Problem description: Reproduce the lines below, swapping "Magnitude" for "Apparent magnitude" and changing nothing else.

### Listing

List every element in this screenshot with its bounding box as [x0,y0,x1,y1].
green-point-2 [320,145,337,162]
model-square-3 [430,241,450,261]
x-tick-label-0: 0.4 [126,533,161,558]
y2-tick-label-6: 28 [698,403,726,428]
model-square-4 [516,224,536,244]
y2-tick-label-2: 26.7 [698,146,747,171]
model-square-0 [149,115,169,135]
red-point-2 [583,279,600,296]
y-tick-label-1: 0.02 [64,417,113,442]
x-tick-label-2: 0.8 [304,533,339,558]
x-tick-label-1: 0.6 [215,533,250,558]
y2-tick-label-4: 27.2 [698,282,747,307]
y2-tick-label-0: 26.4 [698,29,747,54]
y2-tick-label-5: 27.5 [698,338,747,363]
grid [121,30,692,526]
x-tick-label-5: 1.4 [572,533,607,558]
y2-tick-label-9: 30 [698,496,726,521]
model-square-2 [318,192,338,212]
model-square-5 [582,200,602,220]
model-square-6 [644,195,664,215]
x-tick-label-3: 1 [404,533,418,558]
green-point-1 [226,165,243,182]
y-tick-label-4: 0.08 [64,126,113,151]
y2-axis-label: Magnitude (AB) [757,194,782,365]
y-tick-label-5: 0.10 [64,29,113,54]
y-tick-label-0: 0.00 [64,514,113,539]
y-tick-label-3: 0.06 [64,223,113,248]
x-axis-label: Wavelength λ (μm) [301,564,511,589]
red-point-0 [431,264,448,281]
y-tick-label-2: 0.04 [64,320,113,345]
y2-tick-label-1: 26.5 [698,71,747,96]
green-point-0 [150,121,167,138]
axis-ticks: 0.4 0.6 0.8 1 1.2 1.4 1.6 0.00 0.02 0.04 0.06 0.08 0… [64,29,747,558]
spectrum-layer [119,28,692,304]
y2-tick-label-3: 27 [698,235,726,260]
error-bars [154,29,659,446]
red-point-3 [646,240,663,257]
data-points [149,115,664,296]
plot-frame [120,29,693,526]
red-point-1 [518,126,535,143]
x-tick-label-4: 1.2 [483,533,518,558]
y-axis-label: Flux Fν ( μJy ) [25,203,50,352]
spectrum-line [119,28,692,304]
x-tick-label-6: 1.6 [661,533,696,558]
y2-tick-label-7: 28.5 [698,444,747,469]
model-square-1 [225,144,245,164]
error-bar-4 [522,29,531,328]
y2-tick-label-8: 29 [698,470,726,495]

######

The solution:
List every element in this screenshot with its bounding box as [x0,y0,x1,y1].
green-point-2 [320,145,337,162]
model-square-3 [430,241,450,261]
x-tick-label-0: 0.4 [126,533,161,558]
y2-tick-label-6: 28 [698,403,726,428]
model-square-4 [516,224,536,244]
y2-tick-label-2: 26.7 [698,146,747,171]
model-square-0 [149,115,169,135]
red-point-2 [583,279,600,296]
y-tick-label-1: 0.02 [64,417,113,442]
x-tick-label-2: 0.8 [304,533,339,558]
x-tick-label-1: 0.6 [215,533,250,558]
y2-tick-label-4: 27.2 [698,282,747,307]
y2-tick-label-0: 26.4 [698,29,747,54]
y2-tick-label-5: 27.5 [698,338,747,363]
grid [121,30,692,526]
x-tick-label-5: 1.4 [572,533,607,558]
y2-tick-label-9: 30 [698,496,726,521]
model-square-2 [318,192,338,212]
model-square-5 [582,200,602,220]
model-square-6 [644,195,664,215]
x-tick-label-3: 1 [404,533,418,558]
green-point-1 [226,165,243,182]
y-tick-label-4: 0.08 [64,126,113,151]
y2-axis-label: Apparent magnitude (AB) [757,194,782,365]
y-tick-label-5: 0.10 [64,29,113,54]
y-tick-label-0: 0.00 [64,514,113,539]
y-tick-label-3: 0.06 [64,223,113,248]
x-axis-label: Wavelength λ (μm) [301,564,511,589]
red-point-0 [431,264,448,281]
y-tick-label-2: 0.04 [64,320,113,345]
y2-tick-label-1: 26.5 [698,71,747,96]
green-point-0 [150,121,167,138]
axis-ticks: 0.4 0.6 0.8 1 1.2 1.4 1.6 0.00 0.02 0.04 0.06 0.08 0… [64,29,747,558]
spectrum-layer [119,28,692,304]
y2-tick-label-3: 27 [698,235,726,260]
error-bars [154,29,659,446]
red-point-3 [646,240,663,257]
data-points [149,115,664,296]
plot-frame [120,29,693,526]
red-point-1 [518,126,535,143]
x-tick-label-4: 1.2 [483,533,518,558]
y-axis-label: Flux Fν ( μJy ) [25,203,50,352]
spectrum-line [119,28,692,304]
x-tick-label-6: 1.6 [661,533,696,558]
y2-tick-label-7: 28.5 [698,444,747,469]
model-square-1 [225,144,245,164]
error-bar-4 [522,29,531,328]
y2-tick-label-8: 29 [698,470,726,495]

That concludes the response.